OBJECTIVE ->
Output every entry exactly as written.

---------- RECORD SET ----------

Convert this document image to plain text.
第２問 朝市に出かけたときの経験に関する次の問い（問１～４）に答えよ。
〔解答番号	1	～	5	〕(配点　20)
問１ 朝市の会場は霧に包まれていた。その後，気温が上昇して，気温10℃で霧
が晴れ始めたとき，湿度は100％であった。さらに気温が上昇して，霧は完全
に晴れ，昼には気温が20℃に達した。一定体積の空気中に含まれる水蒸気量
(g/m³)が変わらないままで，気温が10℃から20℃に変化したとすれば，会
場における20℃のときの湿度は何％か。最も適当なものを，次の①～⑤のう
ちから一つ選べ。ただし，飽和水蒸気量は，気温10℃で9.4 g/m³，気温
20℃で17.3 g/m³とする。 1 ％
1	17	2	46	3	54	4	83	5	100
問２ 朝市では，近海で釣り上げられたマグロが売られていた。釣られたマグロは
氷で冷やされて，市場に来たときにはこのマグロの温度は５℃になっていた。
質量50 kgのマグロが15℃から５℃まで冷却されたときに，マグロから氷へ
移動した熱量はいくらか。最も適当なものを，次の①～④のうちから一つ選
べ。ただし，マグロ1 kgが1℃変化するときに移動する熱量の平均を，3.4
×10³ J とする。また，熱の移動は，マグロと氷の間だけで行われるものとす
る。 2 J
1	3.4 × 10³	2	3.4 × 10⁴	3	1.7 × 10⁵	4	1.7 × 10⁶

----------

OUTPUT OF THE EXERCISE ->
Convert this document image to plain text.
第２問 朝市に出かけたときの経験に関する次の問い（問１～４）に答えよ。
〔解答番号	1	～	5	〕(配点　20)
問１ 朝市の会場は霧に包まれていた。その後，気温が上昇して，気温10℃で霧
が晴れ始めたとき，湿度は100％であった。さらに気温が上昇して，霧は完全
に晴れ，昼には気温が20℃に達した。一定体積の空気中に含まれる水蒸気量
(g/m³)が変わらないままで，気温が10℃から20℃に変化したとすれば，会
場における20℃のときの湿度は何％か。最も適当なものを，次の①～⑤のう
ちから一つ選べ。ただし，飽和水蒸気量は，気温10℃で9.4 g/m³，気温
20℃で17.3 g/m³とする。 1 ％
1	17	2	46	3	54	4	83	5	100
問２ 朝市では，近海で釣り上げられたマグロが売られていた。釣られたマグロは
氷で冷やされて，市場に来たときにはこのマグロの温度は５℃になっていた。
質量50 kgのマグロが15℃から５℃まで冷却されたときに，マグロから氷へ
移動した熱量はいくらか。最も適当なものを，次の①～④のうちから一つ選
べ。ただし，マグロ1 kgが1℃変化するときに移動する熱量の平均を，3.4
×10³ J とする。また，熱の移動は，マグロと氷の間だけで行われるものとす
る。 2 J
1	3.4 × 10³	2	3.4 × 10⁴	3	1.7 × 10⁵	4	1.7 × 10⁶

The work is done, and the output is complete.